### WORK TO COMPLETE
Your task is to transcribe the records exactly, skipping every image.

(Data records)
-----
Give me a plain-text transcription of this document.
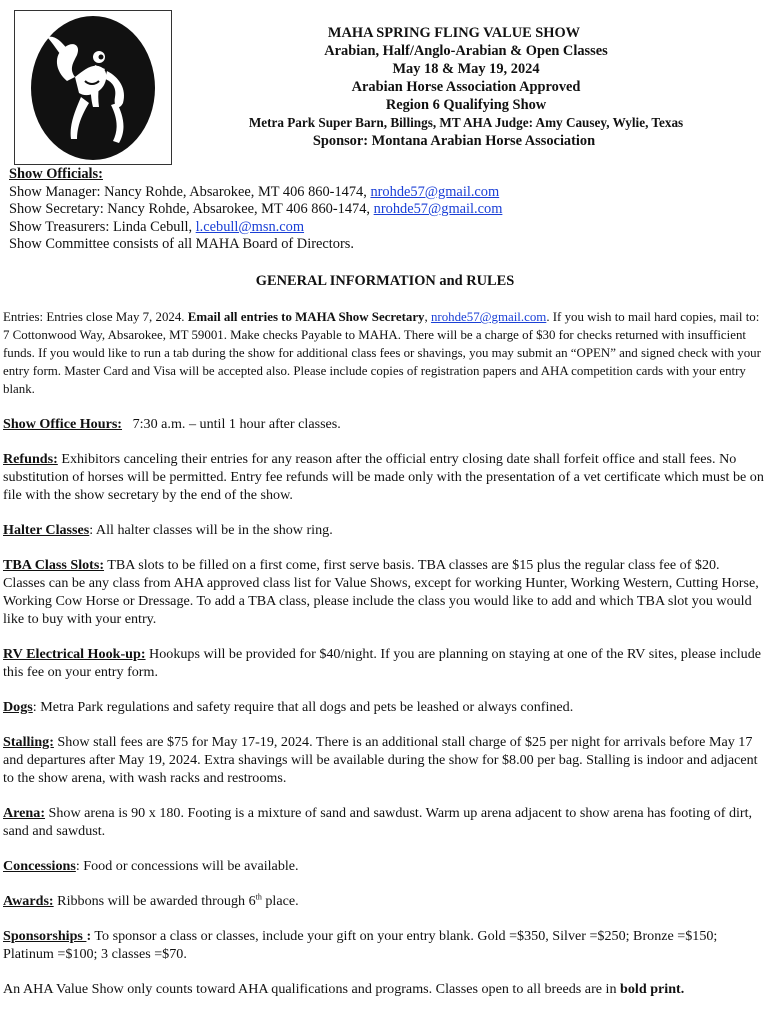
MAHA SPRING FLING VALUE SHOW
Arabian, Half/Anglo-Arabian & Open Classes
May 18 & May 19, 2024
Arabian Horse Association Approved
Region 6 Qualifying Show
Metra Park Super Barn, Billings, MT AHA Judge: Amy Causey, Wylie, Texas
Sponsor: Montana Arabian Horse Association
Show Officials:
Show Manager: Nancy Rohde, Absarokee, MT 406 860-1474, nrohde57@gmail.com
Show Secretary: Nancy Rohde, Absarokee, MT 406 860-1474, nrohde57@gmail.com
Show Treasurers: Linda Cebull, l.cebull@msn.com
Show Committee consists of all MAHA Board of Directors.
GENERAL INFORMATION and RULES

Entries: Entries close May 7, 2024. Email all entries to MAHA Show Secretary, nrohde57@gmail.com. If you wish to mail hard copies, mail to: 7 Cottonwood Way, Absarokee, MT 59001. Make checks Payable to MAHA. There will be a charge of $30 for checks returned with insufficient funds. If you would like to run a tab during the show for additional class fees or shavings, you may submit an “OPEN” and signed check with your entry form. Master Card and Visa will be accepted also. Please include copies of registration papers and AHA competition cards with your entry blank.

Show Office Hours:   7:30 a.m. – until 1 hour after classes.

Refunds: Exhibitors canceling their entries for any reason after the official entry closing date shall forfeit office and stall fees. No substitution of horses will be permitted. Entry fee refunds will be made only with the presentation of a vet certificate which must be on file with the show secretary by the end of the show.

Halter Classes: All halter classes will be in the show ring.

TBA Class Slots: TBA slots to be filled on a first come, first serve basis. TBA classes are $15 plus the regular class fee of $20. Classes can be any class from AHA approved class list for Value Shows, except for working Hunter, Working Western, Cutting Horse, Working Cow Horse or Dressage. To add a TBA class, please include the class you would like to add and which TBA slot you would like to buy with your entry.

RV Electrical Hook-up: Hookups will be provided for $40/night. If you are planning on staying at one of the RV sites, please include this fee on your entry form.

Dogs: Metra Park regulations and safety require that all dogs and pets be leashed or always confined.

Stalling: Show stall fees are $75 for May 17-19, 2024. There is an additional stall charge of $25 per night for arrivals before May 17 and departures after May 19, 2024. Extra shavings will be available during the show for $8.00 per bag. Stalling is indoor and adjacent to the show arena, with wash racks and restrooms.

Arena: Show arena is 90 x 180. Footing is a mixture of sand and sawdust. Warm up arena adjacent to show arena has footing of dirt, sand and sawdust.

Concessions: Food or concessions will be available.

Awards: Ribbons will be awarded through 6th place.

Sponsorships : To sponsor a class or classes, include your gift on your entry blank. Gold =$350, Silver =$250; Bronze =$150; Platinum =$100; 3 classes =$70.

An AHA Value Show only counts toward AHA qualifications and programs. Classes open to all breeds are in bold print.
-----
### RESULT OF THIS EXERCISE
Give me a plain-text transcription of this document.
MAHA SPRING FLING VALUE SHOW
Arabian, Half/Anglo-Arabian & Open Classes
May 18 & May 19, 2024
Arabian Horse Association Approved
Region 6 Qualifying Show
Metra Park Super Barn, Billings, MT AHA Judge: Amy Causey, Wylie, Texas
Sponsor: Montana Arabian Horse Association
Show Officials:
Show Manager: Nancy Rohde, Absarokee, MT 406 860-1474, nrohde57@gmail.com
Show Secretary: Nancy Rohde, Absarokee, MT 406 860-1474, nrohde57@gmail.com
Show Treasurers: Linda Cebull, l.cebull@msn.com
Show Committee consists of all MAHA Board of Directors.
GENERAL INFORMATION and RULES

Entries: Entries close May 7, 2024. Email all entries to MAHA Show Secretary, nrohde57@gmail.com. If you wish to mail hard copies, mail to: 7 Cottonwood Way, Absarokee, MT 59001. Make checks Payable to MAHA. There will be a charge of $30 for checks returned with insufficient funds. If you would like to run a tab during the show for additional class fees or shavings, you may submit an “OPEN” and signed check with your entry form. Master Card and Visa will be accepted also. Please include copies of registration papers and AHA competition cards with your entry blank.

Show Office Hours:   7:30 a.m. – until 1 hour after classes.

Refunds: Exhibitors canceling their entries for any reason after the official entry closing date shall forfeit office and stall fees. No substitution of horses will be permitted. Entry fee refunds will be made only with the presentation of a vet certificate which must be on file with the show secretary by the end of the show.

Halter Classes: All halter classes will be in the show ring.

TBA Class Slots: TBA slots to be filled on a first come, first serve basis. TBA classes are $15 plus the regular class fee of $20. Classes can be any class from AHA approved class list for Value Shows, except for working Hunter, Working Western, Cutting Horse, Working Cow Horse or Dressage. To add a TBA class, please include the class you would like to add and which TBA slot you would like to buy with your entry.

RV Electrical Hook-up: Hookups will be provided for $40/night. If you are planning on staying at one of the RV sites, please include this fee on your entry form.

Dogs: Metra Park regulations and safety require that all dogs and pets be leashed or always confined.

Stalling: Show stall fees are $75 for May 17-19, 2024. There is an additional stall charge of $25 per night for arrivals before May 17 and departures after May 19, 2024. Extra shavings will be available during the show for $8.00 per bag. Stalling is indoor and adjacent to the show arena, with wash racks and restrooms.

Arena: Show arena is 90 x 180. Footing is a mixture of sand and sawdust. Warm up arena adjacent to show arena has footing of dirt, sand and sawdust.

Concessions: Food or concessions will be available.

Awards: Ribbons will be awarded through 6th place.

Sponsorships : To sponsor a class or classes, include your gift on your entry blank. Gold =$350, Silver =$250; Bronze =$150; Platinum =$100; 3 classes =$70.

An AHA Value Show only counts toward AHA qualifications and programs. Classes open to all breeds are in bold print.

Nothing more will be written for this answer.